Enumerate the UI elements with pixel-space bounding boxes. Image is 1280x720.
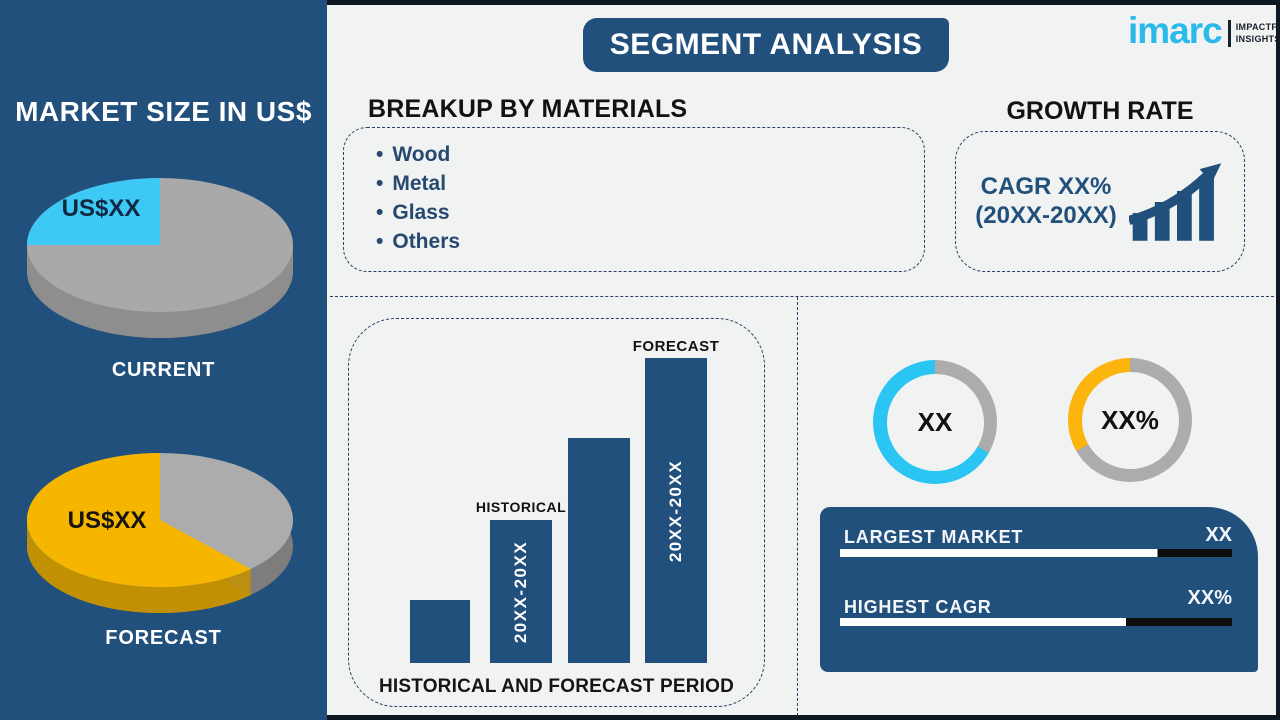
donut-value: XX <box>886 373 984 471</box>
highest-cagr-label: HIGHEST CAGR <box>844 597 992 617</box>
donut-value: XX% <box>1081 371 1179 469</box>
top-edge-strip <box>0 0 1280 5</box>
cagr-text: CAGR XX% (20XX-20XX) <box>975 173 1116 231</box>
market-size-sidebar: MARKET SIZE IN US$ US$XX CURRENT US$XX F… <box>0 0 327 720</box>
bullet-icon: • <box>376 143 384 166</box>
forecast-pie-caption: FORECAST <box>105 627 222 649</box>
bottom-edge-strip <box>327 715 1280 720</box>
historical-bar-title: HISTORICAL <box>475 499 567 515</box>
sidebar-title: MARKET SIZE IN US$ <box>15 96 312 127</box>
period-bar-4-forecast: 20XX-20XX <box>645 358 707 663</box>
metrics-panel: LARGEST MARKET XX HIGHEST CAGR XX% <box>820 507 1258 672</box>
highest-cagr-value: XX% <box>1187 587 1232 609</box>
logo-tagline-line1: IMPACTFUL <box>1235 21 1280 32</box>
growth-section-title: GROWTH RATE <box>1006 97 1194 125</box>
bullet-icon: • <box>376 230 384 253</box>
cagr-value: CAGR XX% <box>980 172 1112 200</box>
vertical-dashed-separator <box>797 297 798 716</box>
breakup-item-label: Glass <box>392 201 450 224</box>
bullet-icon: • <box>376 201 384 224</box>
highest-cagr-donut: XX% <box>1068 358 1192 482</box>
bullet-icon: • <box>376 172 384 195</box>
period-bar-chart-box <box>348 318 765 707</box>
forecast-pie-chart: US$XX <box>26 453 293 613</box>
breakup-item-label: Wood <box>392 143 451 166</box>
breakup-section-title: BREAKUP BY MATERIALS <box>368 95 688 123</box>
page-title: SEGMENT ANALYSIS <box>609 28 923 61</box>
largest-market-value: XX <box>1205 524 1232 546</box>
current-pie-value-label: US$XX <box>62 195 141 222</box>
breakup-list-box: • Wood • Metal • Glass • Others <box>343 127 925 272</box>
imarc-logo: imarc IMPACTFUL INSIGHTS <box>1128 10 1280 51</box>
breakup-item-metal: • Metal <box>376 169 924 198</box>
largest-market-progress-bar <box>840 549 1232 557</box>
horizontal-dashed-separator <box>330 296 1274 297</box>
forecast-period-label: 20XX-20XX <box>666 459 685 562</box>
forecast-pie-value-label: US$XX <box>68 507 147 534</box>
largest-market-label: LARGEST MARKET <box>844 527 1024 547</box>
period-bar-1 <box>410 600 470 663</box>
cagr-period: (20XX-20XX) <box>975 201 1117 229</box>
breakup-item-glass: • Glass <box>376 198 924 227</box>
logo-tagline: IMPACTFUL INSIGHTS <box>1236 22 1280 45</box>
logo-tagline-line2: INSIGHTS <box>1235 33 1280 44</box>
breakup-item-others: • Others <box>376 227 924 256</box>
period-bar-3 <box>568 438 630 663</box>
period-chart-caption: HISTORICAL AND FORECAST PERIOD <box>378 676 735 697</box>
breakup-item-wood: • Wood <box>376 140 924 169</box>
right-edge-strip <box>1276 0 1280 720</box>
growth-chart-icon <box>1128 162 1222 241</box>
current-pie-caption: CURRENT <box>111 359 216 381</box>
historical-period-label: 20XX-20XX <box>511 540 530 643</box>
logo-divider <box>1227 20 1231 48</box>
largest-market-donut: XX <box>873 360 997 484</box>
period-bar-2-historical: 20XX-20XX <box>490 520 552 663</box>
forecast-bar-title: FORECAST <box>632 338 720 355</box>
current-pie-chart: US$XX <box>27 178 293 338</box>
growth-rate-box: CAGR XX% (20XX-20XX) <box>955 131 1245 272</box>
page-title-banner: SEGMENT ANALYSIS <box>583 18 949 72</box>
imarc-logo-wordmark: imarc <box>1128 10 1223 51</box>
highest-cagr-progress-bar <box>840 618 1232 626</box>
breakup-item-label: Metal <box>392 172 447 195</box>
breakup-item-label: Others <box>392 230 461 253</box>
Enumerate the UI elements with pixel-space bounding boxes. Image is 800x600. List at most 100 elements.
---+---
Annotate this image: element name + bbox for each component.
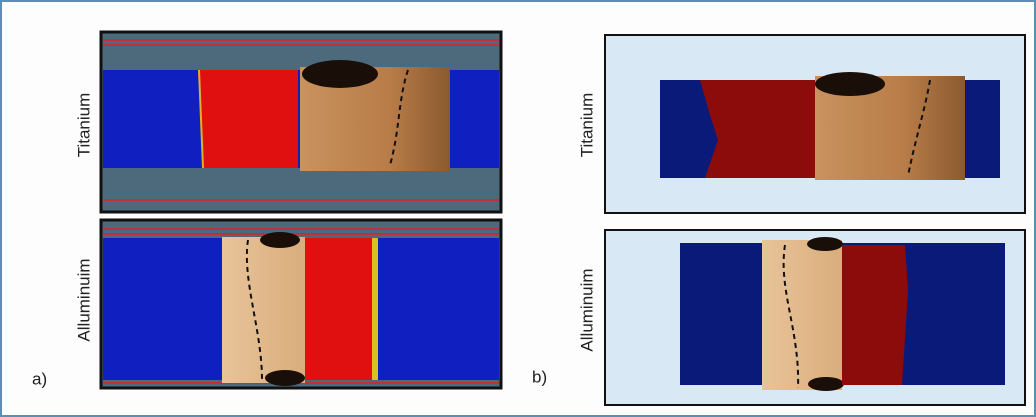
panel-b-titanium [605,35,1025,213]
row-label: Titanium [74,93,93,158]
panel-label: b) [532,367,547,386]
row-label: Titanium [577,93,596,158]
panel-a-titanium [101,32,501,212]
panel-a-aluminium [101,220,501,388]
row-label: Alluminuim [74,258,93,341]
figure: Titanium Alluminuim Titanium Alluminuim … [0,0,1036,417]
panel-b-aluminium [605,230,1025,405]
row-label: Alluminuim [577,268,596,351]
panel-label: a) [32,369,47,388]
---+---
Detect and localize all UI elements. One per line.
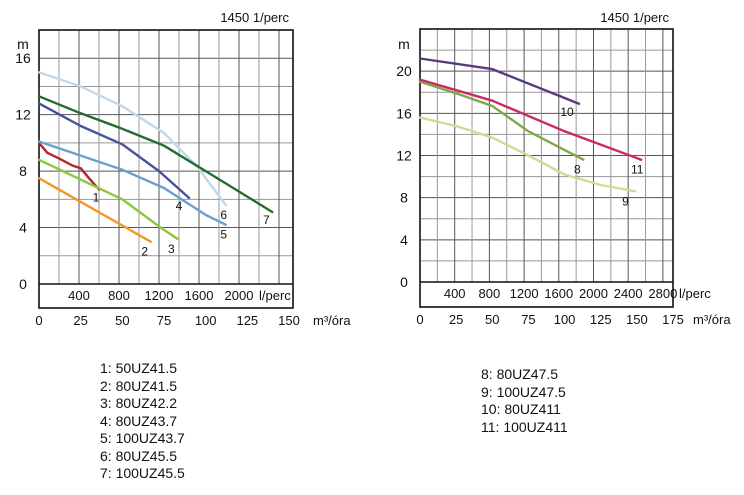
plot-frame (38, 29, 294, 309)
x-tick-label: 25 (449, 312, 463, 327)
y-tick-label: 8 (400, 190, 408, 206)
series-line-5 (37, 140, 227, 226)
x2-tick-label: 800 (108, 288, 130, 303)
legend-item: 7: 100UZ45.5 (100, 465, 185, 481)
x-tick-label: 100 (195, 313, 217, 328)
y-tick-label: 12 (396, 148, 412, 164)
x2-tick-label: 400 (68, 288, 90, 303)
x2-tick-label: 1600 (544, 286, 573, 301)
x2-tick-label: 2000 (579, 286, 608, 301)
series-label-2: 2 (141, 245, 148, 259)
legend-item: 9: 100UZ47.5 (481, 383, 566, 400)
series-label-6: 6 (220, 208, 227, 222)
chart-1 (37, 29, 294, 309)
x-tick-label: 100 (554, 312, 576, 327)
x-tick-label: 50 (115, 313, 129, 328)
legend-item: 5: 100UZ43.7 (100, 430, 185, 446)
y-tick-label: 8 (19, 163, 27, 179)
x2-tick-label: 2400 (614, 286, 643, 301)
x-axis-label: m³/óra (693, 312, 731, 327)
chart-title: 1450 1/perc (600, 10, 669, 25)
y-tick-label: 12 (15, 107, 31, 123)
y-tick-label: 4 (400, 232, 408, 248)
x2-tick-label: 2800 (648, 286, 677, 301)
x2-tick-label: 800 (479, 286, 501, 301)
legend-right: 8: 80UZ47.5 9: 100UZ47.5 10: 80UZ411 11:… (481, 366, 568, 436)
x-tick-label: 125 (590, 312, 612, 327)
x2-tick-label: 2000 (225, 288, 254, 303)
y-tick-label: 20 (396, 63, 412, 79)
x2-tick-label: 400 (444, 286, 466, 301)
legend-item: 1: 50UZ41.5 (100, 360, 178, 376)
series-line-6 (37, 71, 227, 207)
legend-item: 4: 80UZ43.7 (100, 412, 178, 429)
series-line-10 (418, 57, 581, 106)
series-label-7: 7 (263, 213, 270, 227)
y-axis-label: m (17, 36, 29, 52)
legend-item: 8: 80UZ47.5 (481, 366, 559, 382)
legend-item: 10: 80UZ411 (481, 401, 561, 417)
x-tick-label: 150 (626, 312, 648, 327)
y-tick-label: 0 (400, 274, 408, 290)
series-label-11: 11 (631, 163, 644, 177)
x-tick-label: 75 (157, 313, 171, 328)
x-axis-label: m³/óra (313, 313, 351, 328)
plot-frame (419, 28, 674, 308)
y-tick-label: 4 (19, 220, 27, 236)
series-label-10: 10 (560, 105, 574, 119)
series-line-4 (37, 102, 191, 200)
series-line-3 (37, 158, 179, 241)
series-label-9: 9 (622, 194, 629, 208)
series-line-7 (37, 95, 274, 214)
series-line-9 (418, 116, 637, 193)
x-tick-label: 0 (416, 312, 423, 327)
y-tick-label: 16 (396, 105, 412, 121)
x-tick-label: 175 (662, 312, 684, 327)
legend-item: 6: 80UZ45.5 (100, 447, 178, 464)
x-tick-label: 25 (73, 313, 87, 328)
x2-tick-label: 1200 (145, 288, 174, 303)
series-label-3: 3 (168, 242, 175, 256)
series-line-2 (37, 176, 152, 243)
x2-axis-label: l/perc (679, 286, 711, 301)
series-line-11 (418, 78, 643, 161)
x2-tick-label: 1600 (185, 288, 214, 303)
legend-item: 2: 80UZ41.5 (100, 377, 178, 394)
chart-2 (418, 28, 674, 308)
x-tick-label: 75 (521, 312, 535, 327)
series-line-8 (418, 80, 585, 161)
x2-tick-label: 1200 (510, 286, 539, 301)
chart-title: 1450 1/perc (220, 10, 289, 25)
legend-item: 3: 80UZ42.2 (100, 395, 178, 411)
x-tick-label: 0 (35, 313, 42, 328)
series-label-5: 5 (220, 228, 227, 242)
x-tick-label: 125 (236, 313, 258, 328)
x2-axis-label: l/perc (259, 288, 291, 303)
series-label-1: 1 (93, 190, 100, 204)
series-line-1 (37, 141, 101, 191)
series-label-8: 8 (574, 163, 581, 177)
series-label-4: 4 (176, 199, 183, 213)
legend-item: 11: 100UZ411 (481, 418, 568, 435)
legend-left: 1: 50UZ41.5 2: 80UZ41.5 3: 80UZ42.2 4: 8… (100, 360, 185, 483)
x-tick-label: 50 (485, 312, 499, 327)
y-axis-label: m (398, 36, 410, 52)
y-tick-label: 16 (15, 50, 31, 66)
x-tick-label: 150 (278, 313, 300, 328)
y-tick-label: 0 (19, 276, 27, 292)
---+---
> Problem description: Give back only the data starting at the line that contains "plot-frame (38, 29, 294, 309)" and ending at the line that contains "series-line-6 (37, 71, 227, 207)", with "x2-tick-label" replaced by "top-tick-label" and everything else unchanged.

> Worked answer:
plot-frame (38, 29, 294, 309)
x-tick-label: 25 (449, 312, 463, 327)
y-tick-label: 8 (400, 190, 408, 206)
series-line-5 (37, 140, 227, 226)
top-tick-label: 800 (108, 288, 130, 303)
legend-item: 7: 100UZ45.5 (100, 465, 185, 481)
x-tick-label: 100 (195, 313, 217, 328)
y-tick-label: 12 (396, 148, 412, 164)
top-tick-label: 400 (68, 288, 90, 303)
top-tick-label: 1600 (544, 286, 573, 301)
top-tick-label: 2000 (579, 286, 608, 301)
series-label-2: 2 (141, 245, 148, 259)
legend-item: 9: 100UZ47.5 (481, 383, 566, 400)
series-label-6: 6 (220, 208, 227, 222)
chart-1 (37, 29, 294, 309)
x-tick-label: 100 (554, 312, 576, 327)
x-tick-label: 50 (115, 313, 129, 328)
legend-item: 5: 100UZ43.7 (100, 430, 185, 446)
y-tick-label: 8 (19, 163, 27, 179)
top-tick-label: 2400 (614, 286, 643, 301)
x-axis-label: m³/óra (693, 312, 731, 327)
chart-title: 1450 1/perc (600, 10, 669, 25)
y-tick-label: 12 (15, 107, 31, 123)
y-tick-label: 4 (400, 232, 408, 248)
top-tick-label: 2800 (648, 286, 677, 301)
top-tick-label: 800 (479, 286, 501, 301)
legend-right: 8: 80UZ47.5 9: 100UZ47.5 10: 80UZ411 11:… (481, 366, 568, 436)
x-tick-label: 125 (590, 312, 612, 327)
top-tick-label: 2000 (225, 288, 254, 303)
y-tick-label: 20 (396, 63, 412, 79)
top-tick-label: 400 (444, 286, 466, 301)
legend-item: 1: 50UZ41.5 (100, 360, 178, 376)
series-line-6 (37, 71, 227, 207)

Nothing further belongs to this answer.